* TASK STATEMENT *
Every line that holds the string "művek" is to be identified and copied.

Entries from a dataset:
[BEGIN]

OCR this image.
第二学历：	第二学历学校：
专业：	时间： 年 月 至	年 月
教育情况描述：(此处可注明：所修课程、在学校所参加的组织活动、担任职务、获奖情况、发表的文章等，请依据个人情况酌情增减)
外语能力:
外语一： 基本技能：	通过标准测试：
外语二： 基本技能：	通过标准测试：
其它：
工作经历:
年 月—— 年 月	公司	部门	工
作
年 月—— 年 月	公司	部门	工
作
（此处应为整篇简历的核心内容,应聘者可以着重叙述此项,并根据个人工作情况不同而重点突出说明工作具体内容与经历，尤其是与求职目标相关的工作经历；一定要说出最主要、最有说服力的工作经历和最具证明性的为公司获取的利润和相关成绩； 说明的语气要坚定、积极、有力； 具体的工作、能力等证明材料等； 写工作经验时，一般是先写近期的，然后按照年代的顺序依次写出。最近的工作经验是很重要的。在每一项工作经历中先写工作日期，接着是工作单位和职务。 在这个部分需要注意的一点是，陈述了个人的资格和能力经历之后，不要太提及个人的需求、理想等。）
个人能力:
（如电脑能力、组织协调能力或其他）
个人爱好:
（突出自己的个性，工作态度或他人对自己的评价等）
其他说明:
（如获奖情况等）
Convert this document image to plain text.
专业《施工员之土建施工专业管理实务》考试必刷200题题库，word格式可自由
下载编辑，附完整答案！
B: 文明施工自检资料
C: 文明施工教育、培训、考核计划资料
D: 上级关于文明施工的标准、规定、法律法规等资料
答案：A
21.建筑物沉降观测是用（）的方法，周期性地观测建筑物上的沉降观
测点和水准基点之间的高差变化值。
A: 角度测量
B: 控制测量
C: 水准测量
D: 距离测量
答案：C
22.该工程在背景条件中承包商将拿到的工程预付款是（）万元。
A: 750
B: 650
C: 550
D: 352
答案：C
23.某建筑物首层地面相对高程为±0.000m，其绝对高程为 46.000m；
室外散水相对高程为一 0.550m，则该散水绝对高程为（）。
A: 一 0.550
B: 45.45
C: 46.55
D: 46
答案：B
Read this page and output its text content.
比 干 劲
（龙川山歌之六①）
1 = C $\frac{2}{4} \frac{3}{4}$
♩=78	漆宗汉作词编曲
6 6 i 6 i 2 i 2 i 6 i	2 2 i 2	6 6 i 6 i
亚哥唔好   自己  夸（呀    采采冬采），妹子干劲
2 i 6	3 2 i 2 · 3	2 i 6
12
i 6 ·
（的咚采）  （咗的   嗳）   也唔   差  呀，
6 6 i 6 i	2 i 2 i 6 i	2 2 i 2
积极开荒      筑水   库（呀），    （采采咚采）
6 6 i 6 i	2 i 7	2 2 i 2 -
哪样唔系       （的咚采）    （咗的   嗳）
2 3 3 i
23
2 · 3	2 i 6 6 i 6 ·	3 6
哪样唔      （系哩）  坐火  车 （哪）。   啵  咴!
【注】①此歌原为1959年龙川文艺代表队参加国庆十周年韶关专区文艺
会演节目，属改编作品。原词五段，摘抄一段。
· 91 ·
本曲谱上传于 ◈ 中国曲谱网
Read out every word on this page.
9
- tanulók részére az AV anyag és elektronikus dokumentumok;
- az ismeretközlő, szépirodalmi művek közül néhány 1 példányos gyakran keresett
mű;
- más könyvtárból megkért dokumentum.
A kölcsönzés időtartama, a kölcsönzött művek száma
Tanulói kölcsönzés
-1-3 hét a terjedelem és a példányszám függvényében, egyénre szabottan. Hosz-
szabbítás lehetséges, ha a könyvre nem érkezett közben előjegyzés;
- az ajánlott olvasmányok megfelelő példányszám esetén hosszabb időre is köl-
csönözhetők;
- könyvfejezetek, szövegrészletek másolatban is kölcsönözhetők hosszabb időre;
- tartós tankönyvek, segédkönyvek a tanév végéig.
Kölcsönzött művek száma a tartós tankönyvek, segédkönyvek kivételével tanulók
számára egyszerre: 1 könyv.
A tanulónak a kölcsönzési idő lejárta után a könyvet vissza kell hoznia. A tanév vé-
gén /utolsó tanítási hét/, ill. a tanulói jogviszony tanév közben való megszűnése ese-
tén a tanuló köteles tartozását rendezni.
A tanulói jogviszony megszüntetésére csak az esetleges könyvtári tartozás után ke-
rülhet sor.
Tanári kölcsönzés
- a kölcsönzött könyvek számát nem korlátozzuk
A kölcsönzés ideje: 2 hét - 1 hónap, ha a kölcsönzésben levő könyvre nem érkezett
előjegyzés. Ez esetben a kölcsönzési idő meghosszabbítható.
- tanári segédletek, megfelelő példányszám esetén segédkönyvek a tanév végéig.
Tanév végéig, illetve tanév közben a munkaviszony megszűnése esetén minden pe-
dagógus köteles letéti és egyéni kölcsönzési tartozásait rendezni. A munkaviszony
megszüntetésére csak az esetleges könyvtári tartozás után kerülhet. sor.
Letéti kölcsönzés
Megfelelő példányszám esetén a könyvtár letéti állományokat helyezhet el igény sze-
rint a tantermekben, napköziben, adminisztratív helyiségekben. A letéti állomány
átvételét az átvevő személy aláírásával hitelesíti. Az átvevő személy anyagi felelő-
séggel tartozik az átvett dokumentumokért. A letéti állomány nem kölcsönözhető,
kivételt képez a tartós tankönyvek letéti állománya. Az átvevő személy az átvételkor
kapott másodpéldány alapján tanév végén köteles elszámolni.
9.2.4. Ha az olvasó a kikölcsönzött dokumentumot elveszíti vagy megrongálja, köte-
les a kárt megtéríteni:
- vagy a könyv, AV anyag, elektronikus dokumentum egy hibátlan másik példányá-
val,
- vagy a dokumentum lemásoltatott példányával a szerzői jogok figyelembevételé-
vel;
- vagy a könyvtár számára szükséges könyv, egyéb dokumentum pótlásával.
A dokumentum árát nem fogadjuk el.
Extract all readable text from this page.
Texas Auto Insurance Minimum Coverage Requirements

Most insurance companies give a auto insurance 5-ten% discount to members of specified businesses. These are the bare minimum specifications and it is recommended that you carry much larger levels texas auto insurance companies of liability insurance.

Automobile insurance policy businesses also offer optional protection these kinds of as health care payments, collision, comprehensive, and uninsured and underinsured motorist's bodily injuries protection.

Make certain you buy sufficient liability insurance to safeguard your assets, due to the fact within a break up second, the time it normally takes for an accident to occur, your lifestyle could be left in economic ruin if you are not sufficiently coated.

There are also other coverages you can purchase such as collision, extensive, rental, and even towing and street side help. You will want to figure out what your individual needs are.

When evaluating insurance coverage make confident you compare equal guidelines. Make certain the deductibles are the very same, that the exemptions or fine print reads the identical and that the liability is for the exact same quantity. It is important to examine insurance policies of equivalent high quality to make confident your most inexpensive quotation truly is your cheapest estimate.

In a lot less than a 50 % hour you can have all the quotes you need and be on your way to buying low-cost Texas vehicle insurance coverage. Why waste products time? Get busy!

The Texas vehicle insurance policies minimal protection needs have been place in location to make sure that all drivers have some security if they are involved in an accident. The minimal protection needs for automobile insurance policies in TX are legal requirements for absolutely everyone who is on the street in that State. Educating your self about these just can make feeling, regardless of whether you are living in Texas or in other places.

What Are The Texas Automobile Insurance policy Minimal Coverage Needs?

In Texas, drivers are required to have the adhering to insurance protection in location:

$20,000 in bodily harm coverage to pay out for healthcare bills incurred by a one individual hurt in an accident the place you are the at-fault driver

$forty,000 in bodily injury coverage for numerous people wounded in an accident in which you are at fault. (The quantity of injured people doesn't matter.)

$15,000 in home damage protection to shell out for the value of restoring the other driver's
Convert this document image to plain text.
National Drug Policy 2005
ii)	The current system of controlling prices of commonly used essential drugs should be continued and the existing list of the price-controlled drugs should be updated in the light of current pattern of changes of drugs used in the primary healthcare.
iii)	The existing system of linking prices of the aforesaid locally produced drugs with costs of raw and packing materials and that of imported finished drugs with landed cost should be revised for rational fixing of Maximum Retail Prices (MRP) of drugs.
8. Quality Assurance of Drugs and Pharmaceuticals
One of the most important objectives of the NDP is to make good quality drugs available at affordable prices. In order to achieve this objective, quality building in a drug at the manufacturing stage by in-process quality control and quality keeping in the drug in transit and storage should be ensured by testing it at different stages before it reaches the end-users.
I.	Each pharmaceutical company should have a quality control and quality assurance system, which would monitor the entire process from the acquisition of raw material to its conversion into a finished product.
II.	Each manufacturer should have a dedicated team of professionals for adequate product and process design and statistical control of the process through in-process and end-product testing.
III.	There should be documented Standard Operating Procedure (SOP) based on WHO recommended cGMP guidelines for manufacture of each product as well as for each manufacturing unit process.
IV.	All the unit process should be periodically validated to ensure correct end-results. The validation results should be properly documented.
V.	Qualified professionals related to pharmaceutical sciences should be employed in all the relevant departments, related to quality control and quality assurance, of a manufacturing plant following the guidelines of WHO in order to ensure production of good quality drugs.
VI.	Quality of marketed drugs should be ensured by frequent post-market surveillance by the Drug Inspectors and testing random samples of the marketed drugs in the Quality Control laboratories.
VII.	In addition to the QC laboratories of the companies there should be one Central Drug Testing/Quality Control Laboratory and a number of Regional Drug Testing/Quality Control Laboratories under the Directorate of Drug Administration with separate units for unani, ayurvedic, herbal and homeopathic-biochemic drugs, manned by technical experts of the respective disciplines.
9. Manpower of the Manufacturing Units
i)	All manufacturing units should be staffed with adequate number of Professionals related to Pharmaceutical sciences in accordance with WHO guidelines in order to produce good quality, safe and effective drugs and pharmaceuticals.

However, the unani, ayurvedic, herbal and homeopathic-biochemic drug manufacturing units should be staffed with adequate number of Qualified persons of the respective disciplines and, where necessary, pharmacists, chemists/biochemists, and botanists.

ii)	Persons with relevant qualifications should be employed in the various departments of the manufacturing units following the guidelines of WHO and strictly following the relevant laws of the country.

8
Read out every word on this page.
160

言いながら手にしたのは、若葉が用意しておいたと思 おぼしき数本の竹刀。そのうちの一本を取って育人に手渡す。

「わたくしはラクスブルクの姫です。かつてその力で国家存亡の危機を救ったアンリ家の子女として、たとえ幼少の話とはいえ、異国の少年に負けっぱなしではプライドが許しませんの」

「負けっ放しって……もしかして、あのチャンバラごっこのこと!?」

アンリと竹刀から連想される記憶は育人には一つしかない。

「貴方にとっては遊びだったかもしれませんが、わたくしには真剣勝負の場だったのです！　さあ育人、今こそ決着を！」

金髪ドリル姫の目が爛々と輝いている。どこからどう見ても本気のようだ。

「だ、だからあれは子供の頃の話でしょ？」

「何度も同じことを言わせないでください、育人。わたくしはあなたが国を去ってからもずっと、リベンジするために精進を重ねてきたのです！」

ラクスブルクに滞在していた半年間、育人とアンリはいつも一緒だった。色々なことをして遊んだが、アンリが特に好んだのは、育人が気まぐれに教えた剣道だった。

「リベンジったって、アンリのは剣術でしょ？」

[END]

* RESPONSE FOR THIS EXERCISE *
- az ismeretközlő, szépirodalmi művek közül néhány 1 példányos gyakran keresett
A kölcsönzés időtartama, a kölcsönzött művek száma
Kölcsönzött művek száma a tartós tankönyvek, segédkönyvek kivételével tanulók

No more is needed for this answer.